● **Texto do exercício**
O antigo Presidente da República Jorge Sampaio evocou a memória de Mário Soares, falecido este sábado, lembrando a "resiliência" do antigo chefe de Estado e dizendo que o momento é de "profundo pesar" para Portugal e para a Europa.

Recordando a "extraordinária capacidade de luta" de Soares ao longo da sua vida, Sampaio - que falava aos jornalistas em Lisboa - elogiou Mário Soares por ter estado sempre na "primeira linha" da defesa do país.

Foi preso, exilado, nunca perdeu o seu amor por Portugal. Sempre acreditou naquilo que era o interesse de Portugal e no que era estrategicamente vital para a democracia portuguesa", assinalou. "O mais surpreende è a sua extraordinária capacidade de luta durante 70 anos da sua vida."

O antigo Presidente da República Mário Soares morreu hoje aos 92 anos, no Hospital da Cruz Vermelha, em Lisboa.

Mário Soares esteve sempre na primeira linha. Foi preso, deportado, exilado, nunca perdeu o seu amor por Portugal. Sempre acreditou naquilo que era o interesse de Portugal", recordou Jorge Sampaio. "A nossa modernidade está ligada àquilo que foi a vida, a dedicação e a capacidade de luta que Soares demonstrou."

Sampaio sucedeu a Soares como Presidente da República de Portugal e definiu o antigo chefe de Estado que hoje morreu como a pessoa que "melhor" conseguiu "representar aquilo que era o Portugal moderno" da democracia e liberdade.

● **O que fazer**
Responda às perguntas seguintes com base no texto sobre Mário Soares.
(a) Com que idade morreu Mário Soares?
(b) Em que hospital morreu?
(c) Segundo Jorge Sampaio, durante quantos anos da sua vida Soares mostrou uma extraordinária capacidade de luta?

● **Dados extraídos**

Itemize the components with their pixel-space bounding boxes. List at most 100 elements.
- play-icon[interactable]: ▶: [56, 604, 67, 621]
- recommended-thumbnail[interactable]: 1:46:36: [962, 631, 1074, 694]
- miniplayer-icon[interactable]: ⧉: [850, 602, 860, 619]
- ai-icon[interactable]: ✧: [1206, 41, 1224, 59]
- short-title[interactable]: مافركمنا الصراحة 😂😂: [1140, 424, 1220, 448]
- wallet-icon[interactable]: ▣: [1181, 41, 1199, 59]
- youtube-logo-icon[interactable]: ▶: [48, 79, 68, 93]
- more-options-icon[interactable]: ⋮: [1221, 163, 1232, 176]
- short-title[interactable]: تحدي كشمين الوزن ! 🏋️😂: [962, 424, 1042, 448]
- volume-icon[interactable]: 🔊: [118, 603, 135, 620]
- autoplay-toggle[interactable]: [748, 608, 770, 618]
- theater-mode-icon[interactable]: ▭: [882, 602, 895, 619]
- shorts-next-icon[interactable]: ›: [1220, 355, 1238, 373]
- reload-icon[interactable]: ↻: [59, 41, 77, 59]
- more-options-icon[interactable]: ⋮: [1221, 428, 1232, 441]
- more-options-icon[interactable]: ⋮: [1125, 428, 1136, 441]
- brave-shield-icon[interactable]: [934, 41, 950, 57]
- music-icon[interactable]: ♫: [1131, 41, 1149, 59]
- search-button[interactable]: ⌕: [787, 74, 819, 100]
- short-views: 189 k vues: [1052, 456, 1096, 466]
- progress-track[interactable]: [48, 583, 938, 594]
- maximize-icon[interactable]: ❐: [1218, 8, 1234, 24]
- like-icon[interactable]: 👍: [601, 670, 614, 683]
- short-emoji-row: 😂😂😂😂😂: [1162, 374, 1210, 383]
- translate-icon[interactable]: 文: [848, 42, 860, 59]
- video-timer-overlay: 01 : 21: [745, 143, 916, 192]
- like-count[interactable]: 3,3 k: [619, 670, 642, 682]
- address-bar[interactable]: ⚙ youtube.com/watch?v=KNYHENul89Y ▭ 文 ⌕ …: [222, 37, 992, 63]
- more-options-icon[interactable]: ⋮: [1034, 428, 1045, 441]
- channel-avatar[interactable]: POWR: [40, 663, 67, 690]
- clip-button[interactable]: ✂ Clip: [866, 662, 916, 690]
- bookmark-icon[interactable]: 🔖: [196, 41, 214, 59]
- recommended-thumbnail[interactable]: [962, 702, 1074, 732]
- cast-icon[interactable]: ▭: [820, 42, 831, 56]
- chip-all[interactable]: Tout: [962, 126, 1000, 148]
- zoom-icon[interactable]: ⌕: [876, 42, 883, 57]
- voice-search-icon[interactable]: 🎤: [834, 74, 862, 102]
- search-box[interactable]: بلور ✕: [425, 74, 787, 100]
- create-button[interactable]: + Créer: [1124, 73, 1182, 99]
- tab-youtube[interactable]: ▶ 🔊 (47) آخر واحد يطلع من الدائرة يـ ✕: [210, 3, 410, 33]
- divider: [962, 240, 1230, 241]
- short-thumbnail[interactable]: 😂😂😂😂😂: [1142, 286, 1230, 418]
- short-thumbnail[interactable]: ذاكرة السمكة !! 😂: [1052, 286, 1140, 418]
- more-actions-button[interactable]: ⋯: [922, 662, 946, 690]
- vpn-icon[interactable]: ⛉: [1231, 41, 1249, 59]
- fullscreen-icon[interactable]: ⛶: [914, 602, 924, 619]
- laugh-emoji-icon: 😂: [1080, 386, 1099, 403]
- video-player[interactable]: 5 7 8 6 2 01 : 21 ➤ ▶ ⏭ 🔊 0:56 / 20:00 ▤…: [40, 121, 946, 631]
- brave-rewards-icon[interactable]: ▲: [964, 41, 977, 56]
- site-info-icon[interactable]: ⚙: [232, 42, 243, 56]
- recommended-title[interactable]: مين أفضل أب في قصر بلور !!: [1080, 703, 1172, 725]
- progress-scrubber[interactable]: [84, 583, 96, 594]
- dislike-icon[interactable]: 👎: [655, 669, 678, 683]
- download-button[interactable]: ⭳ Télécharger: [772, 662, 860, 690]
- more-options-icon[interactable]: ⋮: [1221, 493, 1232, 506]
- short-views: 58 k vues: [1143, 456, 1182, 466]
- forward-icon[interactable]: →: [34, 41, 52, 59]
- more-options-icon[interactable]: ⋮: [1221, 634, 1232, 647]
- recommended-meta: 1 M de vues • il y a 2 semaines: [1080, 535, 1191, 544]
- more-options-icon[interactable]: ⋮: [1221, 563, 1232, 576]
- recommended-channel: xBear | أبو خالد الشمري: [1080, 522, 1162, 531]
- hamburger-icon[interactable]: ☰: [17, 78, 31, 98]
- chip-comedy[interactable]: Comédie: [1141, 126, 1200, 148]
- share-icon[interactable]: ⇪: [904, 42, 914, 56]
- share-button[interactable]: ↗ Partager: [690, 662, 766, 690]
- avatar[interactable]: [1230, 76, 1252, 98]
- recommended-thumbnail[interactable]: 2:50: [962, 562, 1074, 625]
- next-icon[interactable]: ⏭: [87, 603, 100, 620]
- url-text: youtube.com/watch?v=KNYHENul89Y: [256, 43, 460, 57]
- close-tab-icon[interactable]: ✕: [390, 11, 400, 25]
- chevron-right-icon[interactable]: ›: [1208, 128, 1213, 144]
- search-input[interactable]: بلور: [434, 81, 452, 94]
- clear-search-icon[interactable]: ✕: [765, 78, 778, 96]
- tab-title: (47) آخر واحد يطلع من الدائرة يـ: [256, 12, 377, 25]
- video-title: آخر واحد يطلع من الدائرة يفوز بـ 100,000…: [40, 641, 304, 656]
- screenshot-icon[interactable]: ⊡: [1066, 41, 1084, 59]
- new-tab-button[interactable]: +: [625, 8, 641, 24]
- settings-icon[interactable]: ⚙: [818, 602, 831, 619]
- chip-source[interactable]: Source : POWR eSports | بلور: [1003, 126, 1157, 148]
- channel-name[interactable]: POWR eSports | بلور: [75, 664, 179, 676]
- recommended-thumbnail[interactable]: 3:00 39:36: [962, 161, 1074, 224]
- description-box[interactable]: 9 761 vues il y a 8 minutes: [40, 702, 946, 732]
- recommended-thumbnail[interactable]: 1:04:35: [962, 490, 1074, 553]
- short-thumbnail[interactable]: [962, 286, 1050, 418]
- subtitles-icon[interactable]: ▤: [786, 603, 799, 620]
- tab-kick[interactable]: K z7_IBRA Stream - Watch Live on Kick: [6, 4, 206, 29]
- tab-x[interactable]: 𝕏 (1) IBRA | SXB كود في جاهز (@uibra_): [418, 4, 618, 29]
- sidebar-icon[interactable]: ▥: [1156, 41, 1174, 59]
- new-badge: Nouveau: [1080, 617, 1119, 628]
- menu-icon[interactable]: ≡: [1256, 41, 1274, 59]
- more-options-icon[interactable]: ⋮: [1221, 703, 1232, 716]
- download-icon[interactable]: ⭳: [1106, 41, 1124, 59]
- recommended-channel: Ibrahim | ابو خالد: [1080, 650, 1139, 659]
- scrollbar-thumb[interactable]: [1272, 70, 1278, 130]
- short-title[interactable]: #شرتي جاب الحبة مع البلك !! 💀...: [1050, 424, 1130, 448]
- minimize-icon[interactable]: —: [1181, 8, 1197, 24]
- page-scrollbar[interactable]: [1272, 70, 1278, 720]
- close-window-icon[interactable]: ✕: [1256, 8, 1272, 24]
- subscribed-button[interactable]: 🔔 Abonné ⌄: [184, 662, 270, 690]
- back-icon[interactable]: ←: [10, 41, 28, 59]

● **Resposta escrita**
(a) Aos 92 anos.
(b) No Hospital da Cruz Vermelha, em Lisboa.
(c) Durante 70 anos.